» Jobs:
(1) Using the web archive text, decide whether each statement below agrees with it. Answer yes or no for each, and quote the words that settle it.
(a) Regular users can get WARC files from the Internet Archive.
(b) The archived cnn.com page draws its resources from 20 different WARC files.
(c) A user interface currently displays the hash values of archived resources.
(2) Answer these questions from the web archive text:
(a) Besides the base HTML, how many embedded archived resources does the archived cnn.com page need?
(b) What rank among the most visited sites on the Internet does the quoted line give archive.org?
(c) What transient replay error is named as a way a hybrid attack could cloak itself?
(3) Copy the web archive text word for word between "Finally, conventional fixity" and "prepared for submission.", inclusive.

» Source extract:

"""

Slides 47--52, 63 & 64, 65--67, and 68 & 69 are about insider attacks in general; nothing about them is limited to rewriting attacks. Indeed, Winston Smith need not limit himself to rewriting; this statement “...because of the way preserved content is stored in WARC files with hashes, this is tricky to do undetectably” is far too optimistic about our current ability to verify the integrity of resources in web archives.
First, WARC files have hash values themselves, but WARC files are not accessible from the Internet Archive (nor other web archives) for regular users (by “regular users” I mean “not researchers or developers” and “unlikely to use APIs”). Furthermore, in general there is not a 1-1 relationship between web pages and WARC files. For example, to render this archived cnn.com page requires 102 embedded archived resources plus the base HTML, and those 103 archived resources are distributed across 20 different WARC files:
The hash values (calculated at crawl time) for the 103 archived resources are available via the Internet Archive’s Wayback Machine CDX API (note: of the 20+ public web archives, currently only the Internet Archive’s Wayback Machine (plus their subsidiary, Archive-It), and Aquivo.pt support and/or publicly expose this API). Currently there is no UI that takes advantage of these hash values -- they are only revealed via the API.
Furthermore, in general the hash values for archived resources are not stored with an independent, third party, so there is no ability for a meaningful audit. Presumably the Internet Archive has internal procedures in place to prohibit insider attacks, but I am unaware of any public description of them. Lacking such knowledge, “trivial” -- not “tricky” -- is the better word to describe the susceptibility to insider attacks.
Finally, conventional fixity techniques are not generally suitable for web-based audit of archived resources (even when using “raw” mode). Slides 76--85 show some of the results of our ongoing work in this area. The experiment details are beyond the scope of the keynote (and this blog post); the CNI Fall 2018 presentation “Blockchain Can Not Be Used To Verify Replayed Archived Web Pages” gives further information about our work that is being prepared for submission.
It is true that the attack demonstrated in slide 61 is “highly specific to the replay technology”, it is even more accurate to say that it is highly specific to the particular web archive, namely the Internet Archive’s Wayback Machine. However, as Rosenthal writes in part 3 of his response:
“...archive.org is the 232-nd most visited site on the Internet, far outranking national libraries such as the Library of Congress (#4,587) or the British Library (#13,278).”
Considering these numbers, attacks that are specific to the Internet Archive Wayback Machine are still going to be highly successful.
A reminder, as noted above, slide 61 actually demonstrates two attacks: faking the UI, and loading content from the live web. Replaying the page through oldweb.today successfully mitigates both attacks. However, this is security whack-a-mole: without divulging the details here, while oldweb.today (not just the current service, but the modality it demonstrates) mitigates certain attacks, it is susceptible to other attacks. With additional attention to detail, a hybrid attack in a single page can detect the replay system in which it is active and effect the same illusion with different techniques, or cloak itself as a transient replay error (e.g., HTTP 503) if it is active in a replay environment for which it has no convincing illusion. In other words, the next generation of web archive attacks will likely have no “embarrassing failure[s]” because those attacks will be carefully instrumented to check if they have the ability to be successful, and if not return a cryptic, faux-error page instead of a failed, incomplete illusion.

"""

» Extracted records:
"""

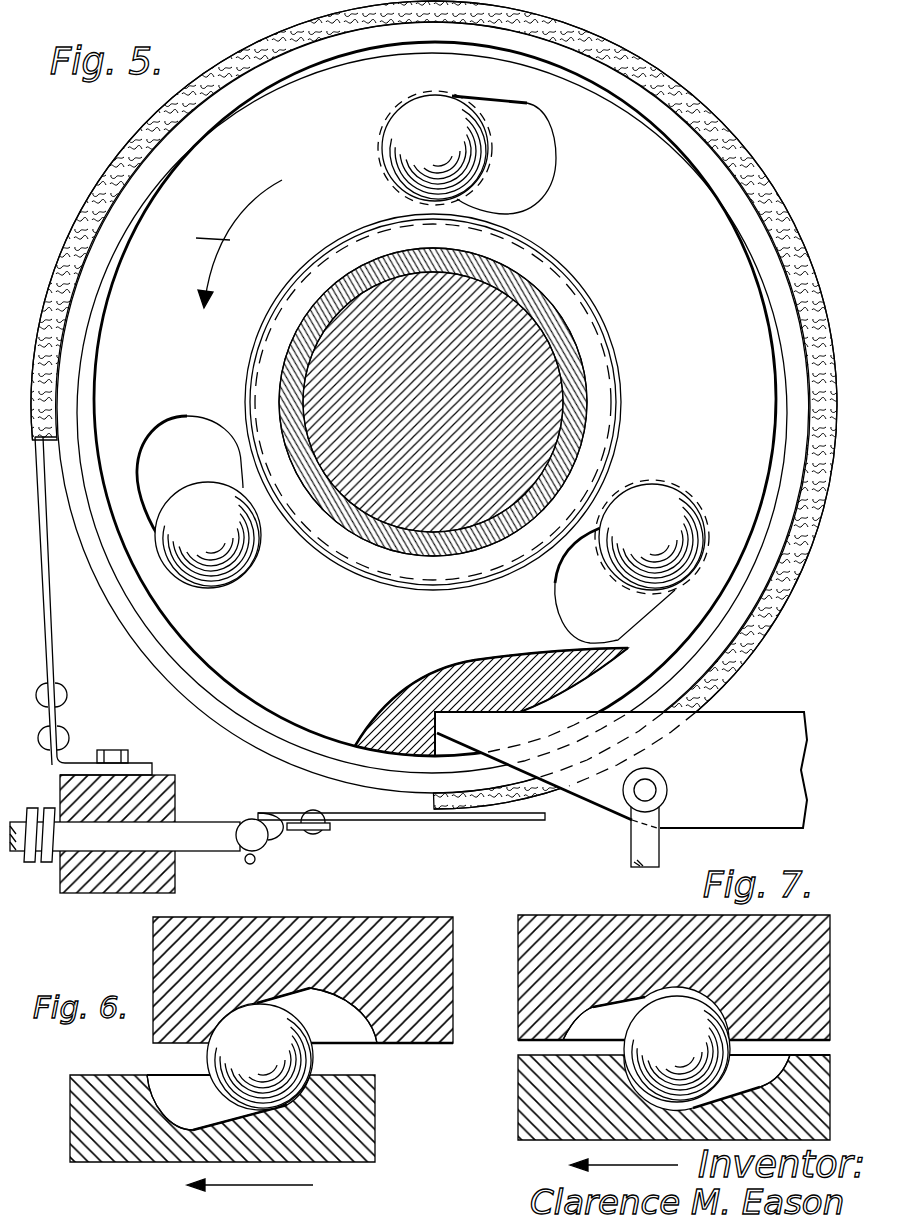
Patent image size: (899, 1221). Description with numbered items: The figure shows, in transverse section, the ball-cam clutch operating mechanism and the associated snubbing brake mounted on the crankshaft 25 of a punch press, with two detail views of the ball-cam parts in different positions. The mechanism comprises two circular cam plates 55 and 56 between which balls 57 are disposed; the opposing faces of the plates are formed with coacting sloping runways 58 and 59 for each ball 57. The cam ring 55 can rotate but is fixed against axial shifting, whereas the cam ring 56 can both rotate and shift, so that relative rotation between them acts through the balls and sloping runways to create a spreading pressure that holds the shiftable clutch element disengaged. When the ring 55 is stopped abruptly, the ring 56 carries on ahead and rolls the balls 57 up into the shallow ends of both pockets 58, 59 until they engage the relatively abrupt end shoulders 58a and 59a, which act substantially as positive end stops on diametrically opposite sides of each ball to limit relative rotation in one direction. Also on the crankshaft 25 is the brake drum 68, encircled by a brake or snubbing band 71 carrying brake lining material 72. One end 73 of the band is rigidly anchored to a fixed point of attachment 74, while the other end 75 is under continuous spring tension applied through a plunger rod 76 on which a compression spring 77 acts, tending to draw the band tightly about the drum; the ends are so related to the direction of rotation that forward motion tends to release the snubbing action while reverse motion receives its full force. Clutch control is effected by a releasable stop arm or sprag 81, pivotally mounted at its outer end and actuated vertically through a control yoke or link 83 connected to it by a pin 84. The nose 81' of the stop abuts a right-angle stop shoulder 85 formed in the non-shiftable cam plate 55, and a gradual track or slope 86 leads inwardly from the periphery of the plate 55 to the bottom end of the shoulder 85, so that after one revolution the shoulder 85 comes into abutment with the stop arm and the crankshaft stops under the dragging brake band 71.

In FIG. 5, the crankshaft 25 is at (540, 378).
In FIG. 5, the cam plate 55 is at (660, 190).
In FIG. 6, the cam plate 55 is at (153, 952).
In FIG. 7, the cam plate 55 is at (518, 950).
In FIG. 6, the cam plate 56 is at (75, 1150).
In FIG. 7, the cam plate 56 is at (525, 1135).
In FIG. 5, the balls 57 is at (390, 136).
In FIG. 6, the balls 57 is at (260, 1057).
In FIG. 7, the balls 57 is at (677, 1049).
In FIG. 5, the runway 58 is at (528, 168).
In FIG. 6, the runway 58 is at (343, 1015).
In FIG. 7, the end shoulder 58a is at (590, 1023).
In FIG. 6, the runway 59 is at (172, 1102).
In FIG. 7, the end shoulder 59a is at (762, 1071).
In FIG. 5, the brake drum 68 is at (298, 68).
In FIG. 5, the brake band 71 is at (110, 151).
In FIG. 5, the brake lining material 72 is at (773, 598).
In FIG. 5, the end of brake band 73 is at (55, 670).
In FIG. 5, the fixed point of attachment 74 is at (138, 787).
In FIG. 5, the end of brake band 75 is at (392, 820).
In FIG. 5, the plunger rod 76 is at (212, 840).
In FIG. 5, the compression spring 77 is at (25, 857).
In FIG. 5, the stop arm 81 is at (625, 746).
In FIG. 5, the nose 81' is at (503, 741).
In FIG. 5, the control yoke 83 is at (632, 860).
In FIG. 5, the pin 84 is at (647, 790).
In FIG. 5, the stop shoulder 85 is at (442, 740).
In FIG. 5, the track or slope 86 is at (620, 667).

"""
"""

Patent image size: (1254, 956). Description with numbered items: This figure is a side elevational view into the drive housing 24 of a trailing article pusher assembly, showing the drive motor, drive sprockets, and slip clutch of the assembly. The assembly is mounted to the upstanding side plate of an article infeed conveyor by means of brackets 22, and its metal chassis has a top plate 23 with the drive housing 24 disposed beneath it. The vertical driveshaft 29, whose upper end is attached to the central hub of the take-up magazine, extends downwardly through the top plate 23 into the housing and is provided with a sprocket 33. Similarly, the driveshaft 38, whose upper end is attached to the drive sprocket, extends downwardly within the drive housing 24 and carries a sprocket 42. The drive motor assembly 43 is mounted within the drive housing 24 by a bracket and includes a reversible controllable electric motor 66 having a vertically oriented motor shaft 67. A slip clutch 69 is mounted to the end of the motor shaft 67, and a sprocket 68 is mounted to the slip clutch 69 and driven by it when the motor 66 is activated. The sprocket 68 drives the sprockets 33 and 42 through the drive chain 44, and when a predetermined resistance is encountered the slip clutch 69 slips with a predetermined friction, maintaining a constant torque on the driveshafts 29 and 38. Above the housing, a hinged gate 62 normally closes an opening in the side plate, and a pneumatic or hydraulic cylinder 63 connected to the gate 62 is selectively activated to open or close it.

"""
"""

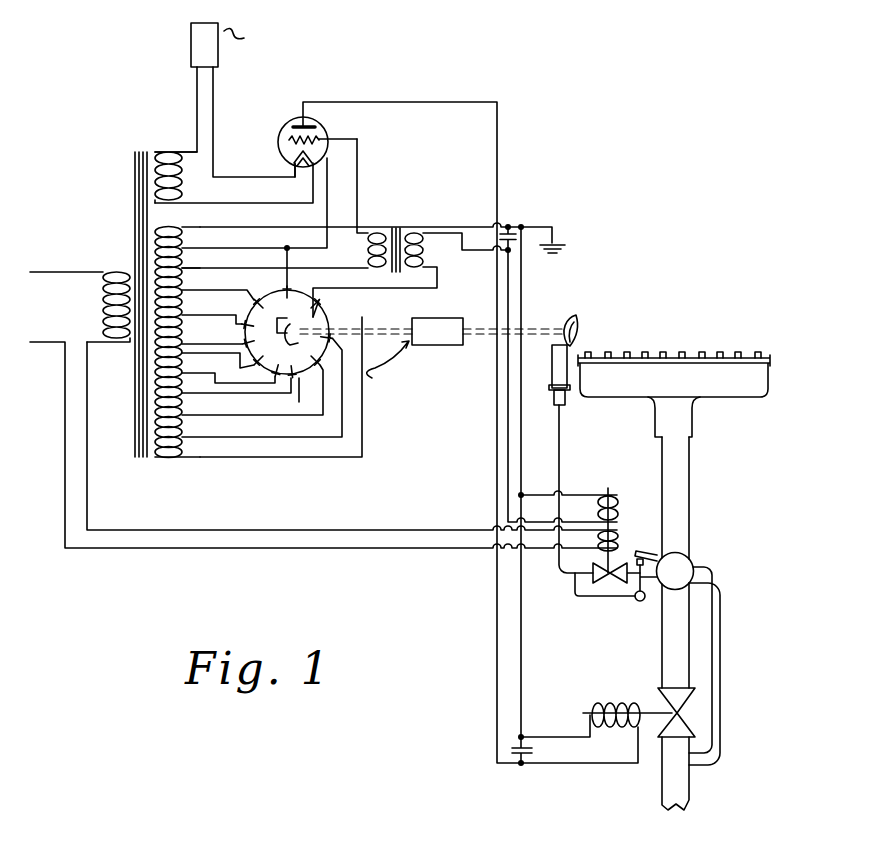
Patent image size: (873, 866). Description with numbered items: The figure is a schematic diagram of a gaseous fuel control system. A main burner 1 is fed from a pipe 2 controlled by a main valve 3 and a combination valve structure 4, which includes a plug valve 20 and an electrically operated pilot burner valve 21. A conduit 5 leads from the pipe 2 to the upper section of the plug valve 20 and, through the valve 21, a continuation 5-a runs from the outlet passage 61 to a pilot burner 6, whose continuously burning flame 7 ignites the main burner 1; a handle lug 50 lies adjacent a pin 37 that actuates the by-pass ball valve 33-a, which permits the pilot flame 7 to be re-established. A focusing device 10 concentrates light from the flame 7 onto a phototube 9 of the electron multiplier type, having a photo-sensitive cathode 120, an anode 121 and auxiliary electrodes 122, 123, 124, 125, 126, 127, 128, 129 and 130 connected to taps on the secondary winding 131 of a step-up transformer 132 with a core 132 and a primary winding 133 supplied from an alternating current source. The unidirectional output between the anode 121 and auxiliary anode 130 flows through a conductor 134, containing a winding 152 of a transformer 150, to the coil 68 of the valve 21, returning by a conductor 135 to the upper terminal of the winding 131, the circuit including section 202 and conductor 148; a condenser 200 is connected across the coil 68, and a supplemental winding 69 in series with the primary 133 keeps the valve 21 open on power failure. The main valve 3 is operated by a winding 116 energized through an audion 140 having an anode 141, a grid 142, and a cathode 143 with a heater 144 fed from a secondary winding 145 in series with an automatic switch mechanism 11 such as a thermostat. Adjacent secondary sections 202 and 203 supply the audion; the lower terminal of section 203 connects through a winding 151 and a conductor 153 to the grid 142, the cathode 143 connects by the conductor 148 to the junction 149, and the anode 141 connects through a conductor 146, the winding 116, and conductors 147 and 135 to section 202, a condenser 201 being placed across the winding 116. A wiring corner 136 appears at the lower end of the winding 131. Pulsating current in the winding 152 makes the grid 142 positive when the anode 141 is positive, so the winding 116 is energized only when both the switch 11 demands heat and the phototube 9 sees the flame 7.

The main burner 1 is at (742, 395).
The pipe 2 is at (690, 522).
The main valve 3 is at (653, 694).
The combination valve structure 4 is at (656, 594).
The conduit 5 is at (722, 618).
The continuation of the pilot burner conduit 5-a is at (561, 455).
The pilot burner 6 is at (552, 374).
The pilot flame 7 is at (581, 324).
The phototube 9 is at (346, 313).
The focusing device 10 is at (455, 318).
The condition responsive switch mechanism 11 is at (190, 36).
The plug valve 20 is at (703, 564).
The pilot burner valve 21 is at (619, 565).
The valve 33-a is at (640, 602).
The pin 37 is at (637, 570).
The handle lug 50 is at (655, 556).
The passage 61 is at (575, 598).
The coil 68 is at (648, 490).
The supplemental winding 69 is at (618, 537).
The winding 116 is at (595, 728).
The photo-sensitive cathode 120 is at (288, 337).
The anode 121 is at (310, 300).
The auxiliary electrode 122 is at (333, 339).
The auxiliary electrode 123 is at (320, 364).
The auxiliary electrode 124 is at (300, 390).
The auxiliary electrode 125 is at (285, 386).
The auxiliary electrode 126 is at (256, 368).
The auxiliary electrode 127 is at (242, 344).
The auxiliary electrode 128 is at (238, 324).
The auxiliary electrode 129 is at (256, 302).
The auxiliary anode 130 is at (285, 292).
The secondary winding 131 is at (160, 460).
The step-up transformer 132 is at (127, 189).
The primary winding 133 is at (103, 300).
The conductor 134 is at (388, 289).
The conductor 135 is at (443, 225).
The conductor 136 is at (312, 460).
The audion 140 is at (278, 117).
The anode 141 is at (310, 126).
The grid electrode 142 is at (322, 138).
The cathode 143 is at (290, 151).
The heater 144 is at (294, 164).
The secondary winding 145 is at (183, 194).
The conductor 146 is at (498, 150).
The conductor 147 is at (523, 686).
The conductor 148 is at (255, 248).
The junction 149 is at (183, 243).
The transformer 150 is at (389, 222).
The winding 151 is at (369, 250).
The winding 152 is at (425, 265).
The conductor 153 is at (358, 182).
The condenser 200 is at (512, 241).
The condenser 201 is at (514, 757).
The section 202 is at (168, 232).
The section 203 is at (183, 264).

"""

» Exercise results:
(1)
(a) No: "WARC files are not accessible from the Internet Archive (nor other web archives) for regular users"
(b) Yes: "those 103 archived resources are distributed across 20 different WARC files"
(c) No: "Currently there is no UI that takes advantage of these hash values -- they are only revealed via the API."

(2)
(a) 102
(b) 232nd
(c) HTTP 503

(3)
Finally, conventional fixity techniques are not generally suitable for web-based audit of archived resources (even when using “raw” mode). Slides 76--85 show some of the results of our ongoing work in this area. The experiment details are beyond the scope of the keynote (and this blog post); the CNI Fall 2018 presentation “Blockchain Can Not Be Used To Verify Replayed Archived Web Pages” gives further information about our work that is being prepared for submission.